L’erta salita che conduce al minuscolo borgo del Lavanderio (Ph Claudia Roffeni)

IL PERCORSO: TRA VILLE, BOSCHETTI E ANTICHE FORTIFICAZIONI 

In un ambiente così conservato, percorrendo il nostro itinerario possiamo ancora “leggere” i segni del sistema difensivo medioevale eretto attorno alla città, di cui vi sono ampie tracce nelle strutture isolate d’avvistamento e segnalazione presenti tra Longuelo e Mozzo, dove, sia in pianura che in collina, sorgono torri, “castelli” e cascine turrite.

La zona di Astino è proprio quella che conserva il più articolato sistema di torri e fortificazioni, che controllavano le principali vie di penetrazione proteggendo sia il suburbio che la città murata, compresi i borghi che erano sorti lungo i suoi fianchi (a loro volta protetti da addizioni, cui si accedeva attraverso porte fortificate come quella dei Sanici in Borgo Canale).

A oriente della valletta di Astino, il colle di San Matteo della Pigrizia termina con l’emergenza settecentesca di villa Benaglia sorta sul luogo di un’antica fortificazione databile intorno al XV secolo, posta in collegamento visivo le  torri circostanti

All’estremità nord-occidentale dei colli, l’antichissima roccaforte di Sombreno, posta a controllo delle valli Brembana e S. Martino, svolgeva le medesime funzioni di avvistamento, mentre al vertice di tutto il sistema di segnalazione il Castello di S. Vigilio e, dal XIV secolo, la Rocca sul versante opposto, assicuravano in caso di pericolo una puntuale difesa.

Lo stesso monastero era in contatto visivo con la trecentesca casa-torre che sorge ad ovest, in via Astino 41, proprio in angolo con via Ripa Pasqualina: un antico fortilizio inglobato in un edificio.

**********

◆ **BREVE ESERCIZIO A**
Riporta, parola per parola, il passo del testo sulle fortificazioni di Astino che va da "L’erta salita che" fino a "e cascine turrite.", quest'ultimo compreso.
◆ **BREVE ESERCIZIO B**
Riprendi il testo sulle fortificazioni di Astino e continualo a partire dall'ultima frase riportata.

Dati registrati
**********

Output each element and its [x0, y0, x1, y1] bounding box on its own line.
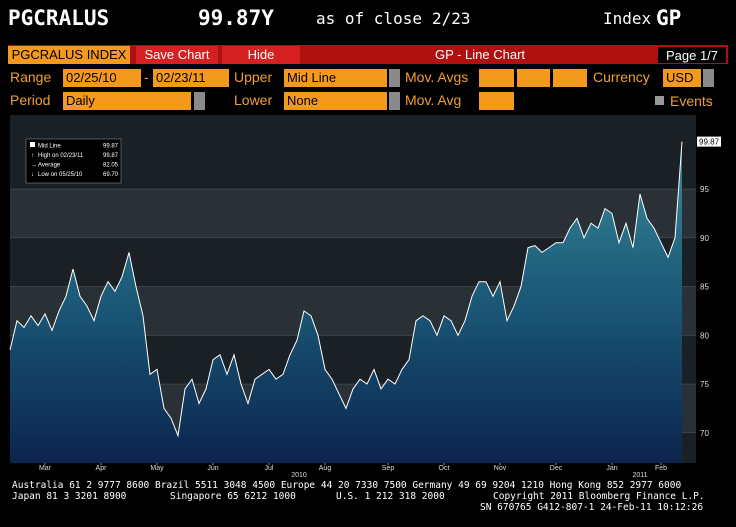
year-label: 2011	[632, 472, 647, 479]
y-tick-label: 95	[700, 185, 709, 194]
legend-value: 82.05	[103, 163, 119, 169]
legend-icon: →	[31, 163, 37, 169]
legend-label: High on 02/23/11	[38, 153, 84, 159]
line-series	[9, 141, 683, 438]
dropdown-arrow[interactable]	[194, 92, 205, 110]
toolbar-title: GP - Line Chart	[434, 47, 526, 62]
security-button[interactable]: PGCRALUS INDEX	[8, 46, 130, 64]
period-select[interactable]: Daily	[63, 92, 191, 110]
last-value-label: 99.87	[699, 138, 720, 147]
year-label: 2010	[291, 472, 307, 479]
y-tick-label: 80	[700, 331, 709, 340]
x-tick-label: Feb	[655, 465, 667, 472]
index-code: GP	[656, 6, 682, 30]
upper-label: Upper	[234, 69, 273, 85]
x-tick-label: Sep	[382, 465, 395, 472]
x-tick-label: May	[150, 465, 164, 472]
area-fill	[10, 141, 682, 463]
range-end[interactable]: 02/23/11	[153, 69, 229, 87]
currency-select[interactable]: USD	[663, 69, 701, 87]
x-tick-label: Dec	[550, 465, 563, 472]
ticker: PGCRALUS	[8, 6, 110, 30]
legend-icon: ↓	[31, 172, 34, 178]
save-button[interactable]: Save Chart	[136, 46, 218, 64]
x-tick-label: Jun	[207, 465, 218, 472]
legend-label: Average	[38, 163, 61, 169]
range-sep: -	[144, 69, 149, 85]
plot-band	[10, 115, 696, 190]
y-tick-label: 75	[700, 380, 709, 389]
dropdown-arrow[interactable]	[389, 69, 400, 87]
x-tick-label: Aug	[319, 465, 332, 472]
footer-text: U.S. 1 212 318 2000	[336, 491, 445, 502]
legend-label: Low on 05/25/10	[38, 172, 83, 178]
range-label: Range	[10, 69, 52, 85]
mov-avg-input[interactable]	[479, 92, 514, 110]
dropdown-arrow[interactable]	[703, 69, 714, 87]
mov-avgs-label: Mov. Avgs	[405, 69, 469, 85]
footer-text: Singapore 65 6212 1000	[170, 491, 296, 502]
lower-select[interactable]: None	[284, 92, 387, 110]
as-of: as of close	[316, 9, 422, 28]
index-label: Index	[603, 9, 652, 28]
y-tick-label: 85	[700, 283, 709, 292]
x-tick-label: Mar	[39, 465, 52, 472]
events-checkbox[interactable]	[655, 96, 664, 105]
hide-button[interactable]: Hide	[222, 46, 300, 64]
mov-avg-input[interactable]	[517, 69, 550, 87]
period-label: Period	[10, 92, 51, 108]
legend-value: 99.87	[103, 144, 119, 150]
x-tick-label: Apr	[96, 465, 108, 472]
events-label: Events	[670, 93, 713, 109]
price: 99.87Y	[198, 6, 274, 30]
legend-swatch	[30, 142, 35, 147]
x-tick-label: Nov	[494, 465, 507, 472]
x-tick-label: Oct	[439, 465, 450, 472]
legend-value: 69.70	[103, 172, 119, 178]
plot-band	[10, 189, 696, 238]
currency-label: Currency	[593, 69, 650, 85]
legend-box	[25, 138, 122, 184]
date: 2/23	[432, 9, 471, 28]
x-tick-label: Jan	[606, 465, 617, 472]
mov-avg-label: Mov. Avg	[405, 92, 462, 108]
footer-text: Australia 61 2 9777 8600 Brazil 5511 304…	[12, 480, 682, 491]
upper-select[interactable]: Mid Line	[284, 69, 387, 87]
range-start[interactable]: 02/25/10	[63, 69, 141, 87]
legend-icon: ↑	[31, 153, 34, 159]
y-tick-label: 90	[700, 234, 709, 243]
last-value-box	[697, 136, 721, 147]
lower-label: Lower	[234, 92, 273, 108]
footer-text: Japan 81 3 3201 8900	[12, 491, 127, 502]
dropdown-arrow[interactable]	[389, 92, 400, 110]
mov-avg-input[interactable]	[553, 69, 587, 87]
y-tick-label: 70	[700, 429, 709, 438]
page-indicator[interactable]: Page 1/7	[657, 46, 727, 64]
legend-value: 99.87	[103, 153, 119, 159]
mov-avg-input[interactable]	[479, 69, 514, 87]
footer-text: SN 670765 G412-807-1 24-Feb-11 10:12:26	[480, 502, 704, 513]
legend-label: Mid Line	[38, 144, 61, 150]
footer-text: Copyright 2011 Bloomberg Finance L.P.	[493, 491, 705, 502]
x-tick-label: Jul	[265, 465, 274, 472]
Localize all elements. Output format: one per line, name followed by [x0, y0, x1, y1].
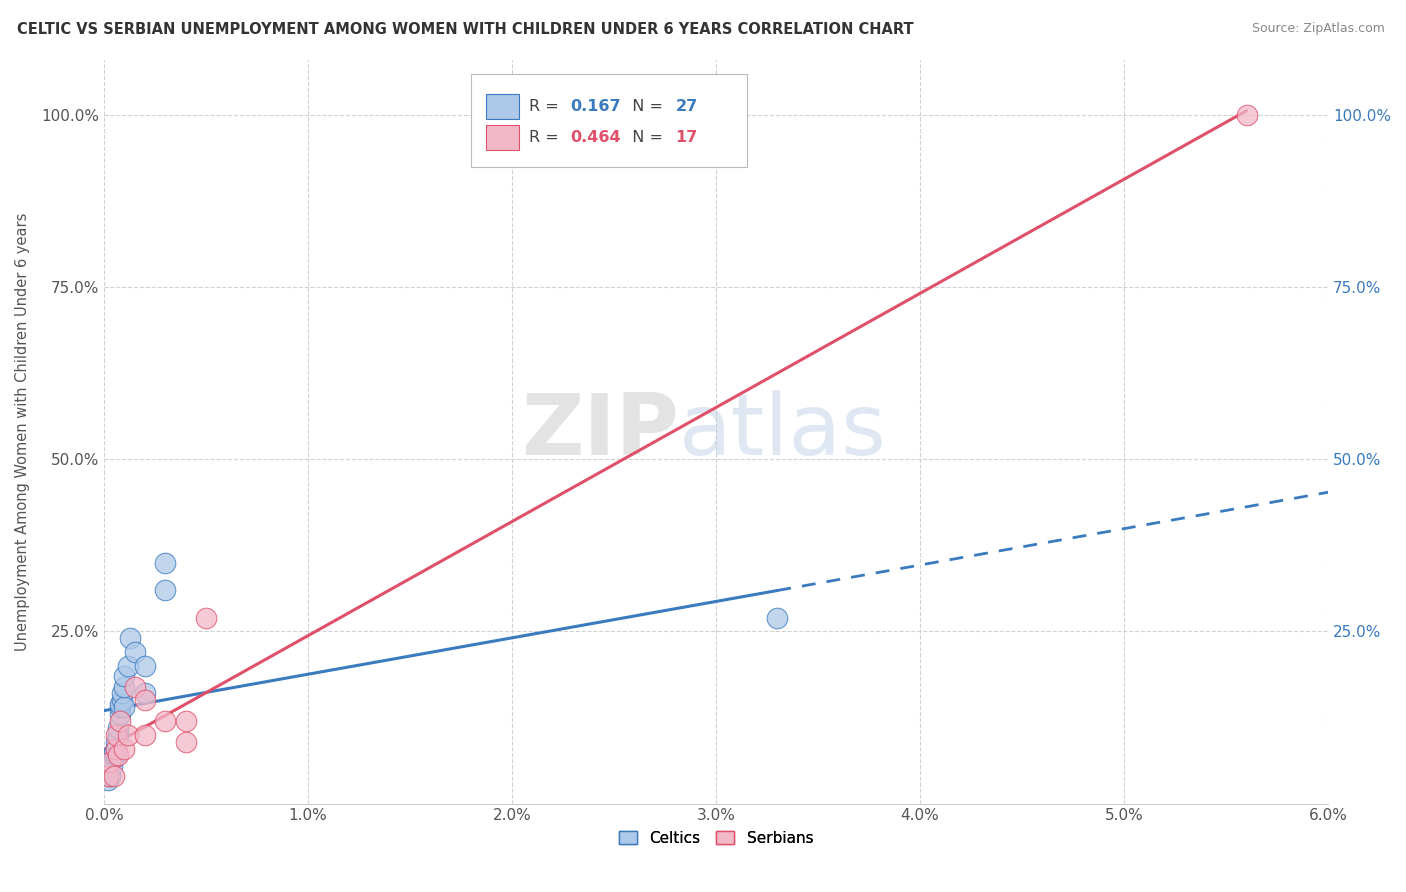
- Point: [174, 734, 197, 748]
- Point: [103, 745, 125, 759]
- FancyBboxPatch shape: [471, 74, 747, 168]
- Text: R =: R =: [529, 130, 564, 145]
- Point: [112, 741, 135, 756]
- Point: [153, 556, 176, 570]
- Point: [98, 769, 121, 783]
- Text: 0.167: 0.167: [571, 99, 621, 114]
- Point: [97, 772, 120, 787]
- Point: [112, 700, 135, 714]
- Point: [124, 645, 146, 659]
- Point: [124, 680, 146, 694]
- Point: [111, 686, 134, 700]
- Point: [1236, 108, 1258, 122]
- Point: [766, 610, 789, 624]
- Text: N =: N =: [621, 99, 668, 114]
- FancyBboxPatch shape: [486, 125, 519, 151]
- Point: [153, 714, 176, 728]
- Point: [107, 728, 129, 742]
- Text: CELTIC VS SERBIAN UNEMPLOYMENT AMONG WOMEN WITH CHILDREN UNDER 6 YEARS CORRELATI: CELTIC VS SERBIAN UNEMPLOYMENT AMONG WOM…: [17, 22, 914, 37]
- Point: [117, 658, 139, 673]
- Text: Source: ZipAtlas.com: Source: ZipAtlas.com: [1251, 22, 1385, 36]
- Point: [111, 693, 134, 707]
- Point: [195, 610, 218, 624]
- Point: [110, 714, 132, 728]
- Text: ZIP: ZIP: [522, 390, 679, 473]
- Point: [110, 700, 132, 714]
- Point: [101, 758, 124, 772]
- Legend: Celtics, Serbians: Celtics, Serbians: [613, 824, 820, 852]
- Point: [134, 658, 156, 673]
- Point: [97, 769, 120, 783]
- Point: [105, 748, 128, 763]
- Point: [134, 693, 156, 707]
- Text: R =: R =: [529, 99, 564, 114]
- Point: [105, 741, 128, 756]
- Point: [103, 769, 125, 783]
- Point: [112, 680, 135, 694]
- Point: [105, 734, 128, 748]
- Point: [105, 741, 128, 756]
- Point: [134, 728, 156, 742]
- Text: 0.464: 0.464: [571, 130, 621, 145]
- Text: 27: 27: [676, 99, 697, 114]
- Point: [153, 582, 176, 597]
- Text: N =: N =: [621, 130, 668, 145]
- Point: [110, 697, 132, 711]
- Point: [101, 752, 124, 766]
- Point: [103, 748, 125, 763]
- Point: [98, 756, 121, 770]
- Point: [174, 714, 197, 728]
- Point: [105, 728, 128, 742]
- Text: 17: 17: [676, 130, 697, 145]
- Point: [107, 748, 129, 763]
- Text: atlas: atlas: [679, 390, 887, 473]
- Point: [110, 707, 132, 722]
- FancyBboxPatch shape: [486, 94, 519, 120]
- Y-axis label: Unemployment Among Women with Children Under 6 years: Unemployment Among Women with Children U…: [15, 212, 30, 651]
- Point: [112, 669, 135, 683]
- Point: [120, 632, 142, 646]
- Point: [107, 721, 129, 735]
- Point: [117, 728, 139, 742]
- Point: [134, 686, 156, 700]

**********

◆ **RISULTATO ESERCIZIO A**
L’erta salita che conduce al minuscolo borgo del Lavanderio (Ph Claudia Roffeni)

IL PERCORSO: TRA VILLE, BOSCHETTI E ANTICHE FORTIFICAZIONI 

In un ambiente così conservato, percorrendo il nostro itinerario possiamo ancora “leggere” i segni del sistema difensivo medioevale eretto attorno alla città, di cui vi sono ampie tracce nelle strutture isolate d’avvistamento e segnalazione presenti tra Longuelo e Mozzo, dove, sia in pianura che in collina, sorgono torri, “castelli” e cascine turrite.

◆ **RISULTATO ESERCIZIO B**
La torre di via Astino 41

 

La fortificazione all’angolo tra via Astino e via Ripa Pasqualina, come si presentava nel 1910

Era poi in contatto visivo con la torre della cascina Bechèla (Becchella), nella via omonima, che si innesta allo svicolo tra via Astino e via Madonna del Bosco.

La Torre trecentesca della Cascina Becchella, posta al centro di un complesso rurale che incorpora la rozza torre, valorizzata in un successivo restauro. La via prende il nome dall’antica cascina fortificata Boccaleone detta Bechèla

Proseguendo per via Madonna del Bosco ed oltrepassata la cascina-trattoria Lozza, con animali in bella mostra per la gioia dei bambini, ci dirigiamo verso l’edificio delle Suore delle Poverelle (fondato nel 1869 dal Beato don Luigi Palazzolo ed ora casa di riposo per le suore), raggiungendo in breve la Chiesa di Madonna del Bosco, costruita nel 1762 abbattendo la primitiva cappella del 1615.

La chiesa di Madonna del Bosco, sorta nel 1762 in luogo di una cappella votiva dedicata alla Madonna che era stata eretta nel 1615 dalla gente della Val d’Astino, in questa località evidentemente ricca di alberi. Dal 1925 è chiesa parrocchiale

All’inizio dei tornanti che salgono ripidi alla sella di via Madonna del Bosco (strada aperta nel secondo dopoguerra), la piccola via della Vena portava a una cava di pietra arenaria, ora abbandonata, e le cui tracce sono ben visibili sui tornanti della nuova strada.

La fontanella che si incontra all’imbocco di via Castello Presati

Ma all’altezza della chiesa il nostro itinerario piega a sinistra lungo la pianeggiante via Castello Presati, che prende il nome dal possente fortilizio dei Capitani di Mozzo e che si incontra dove la strada, restringendosi, diviene sterrata.

In via Castello Presati

Mantenendoci lungo via Castello Presati costeggiamo il muro del campo da golf, attraversato da un antico bosco di roveri, incontrando diversi edifici tra cui la Casa Carnazzi e l’attigua cappella dedicata a Sant’Anna, sorte in età barocca quando Mozzo acquisì un ruolo di villeggiatura suburbana.

Villa S. Anna, in via Castello Presati

Giungiamo quindi a Castello Presati, adagiato su un dossello coltivato a vite e alla cui base sorgono cascine dal tardo medioevo. L’edificio è identificato nelle sue strutture più antiche con il castello dei signori di Mozzo.

Cartello Presati, citato all’inizio del XII secolo da Mosè del Brolo, è posto su una collinetta  in vista delle difese di Astino ad est e del territorio a ovest

Si sostiene che la sua torre quadrata sia stata fatta abbassare in epoca Napoleonica.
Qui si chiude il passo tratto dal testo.